Dataset records
◆ ◆ ◆
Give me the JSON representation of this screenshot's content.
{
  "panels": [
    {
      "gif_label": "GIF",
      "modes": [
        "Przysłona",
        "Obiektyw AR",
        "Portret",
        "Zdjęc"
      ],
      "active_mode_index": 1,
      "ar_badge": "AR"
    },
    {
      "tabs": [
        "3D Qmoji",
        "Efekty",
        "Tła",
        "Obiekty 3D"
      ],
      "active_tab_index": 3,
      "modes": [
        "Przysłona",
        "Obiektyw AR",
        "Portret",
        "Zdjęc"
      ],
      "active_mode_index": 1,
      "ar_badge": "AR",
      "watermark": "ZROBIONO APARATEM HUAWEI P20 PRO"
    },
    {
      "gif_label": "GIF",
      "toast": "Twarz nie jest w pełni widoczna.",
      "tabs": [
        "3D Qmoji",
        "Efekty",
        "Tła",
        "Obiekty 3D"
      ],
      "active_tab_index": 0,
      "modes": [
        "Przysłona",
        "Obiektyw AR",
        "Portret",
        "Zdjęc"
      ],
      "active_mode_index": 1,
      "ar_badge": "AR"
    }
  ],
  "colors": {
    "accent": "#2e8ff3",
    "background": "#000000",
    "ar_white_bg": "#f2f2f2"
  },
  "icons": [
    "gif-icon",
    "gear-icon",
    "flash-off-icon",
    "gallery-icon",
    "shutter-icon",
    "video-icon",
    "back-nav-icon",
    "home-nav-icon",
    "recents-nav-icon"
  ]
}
◆ ◆ ◆
Retype all the records, matching them exactly.

*Result for this task*.
Give me the JSON representation of this screenshot's content.
{
  "panels": [
    {
      "gif_label": "GIF",
      "modes": [
        "Przysłona",
        "Obiektyw AR",
        "Portret",
        "Zdjęc"
      ],
      "active_mode_index": 1,
      "ar_badge": "AR"
    },
    {
      "tabs": [
        "3D Qmoji",
        "Efekty",
        "Tła",
        "Obiekty 3D"
      ],
      "active_tab_index": 3,
      "modes": [
        "Przysłona",
        "Obiektyw AR",
        "Portret",
        "Zdjęc"
      ],
      "active_mode_index": 1,
      "ar_badge": "AR",
      "watermark": "ZROBIONO APARATEM HUAWEI P20 PRO"
    },
    {
      "gif_label": "GIF",
      "toast": "Twarz nie jest w pełni widoczna.",
      "tabs": [
        "3D Qmoji",
        "Efekty",
        "Tła",
        "Obiekty 3D"
      ],
      "active_tab_index": 0,
      "modes": [
        "Przysłona",
        "Obiektyw AR",
        "Portret",
        "Zdjęc"
      ],
      "active_mode_index": 1,
      "ar_badge": "AR"
    }
  ],
  "colors": {
    "accent": "#2e8ff3",
    "background": "#000000",
    "ar_white_bg": "#f2f2f2"
  },
  "icons": [
    "gif-icon",
    "gear-icon",
    "flash-off-icon",
    "gallery-icon",
    "shutter-icon",
    "video-icon",
    "back-nav-icon",
    "home-nav-icon",
    "recents-nav-icon"
  ]
}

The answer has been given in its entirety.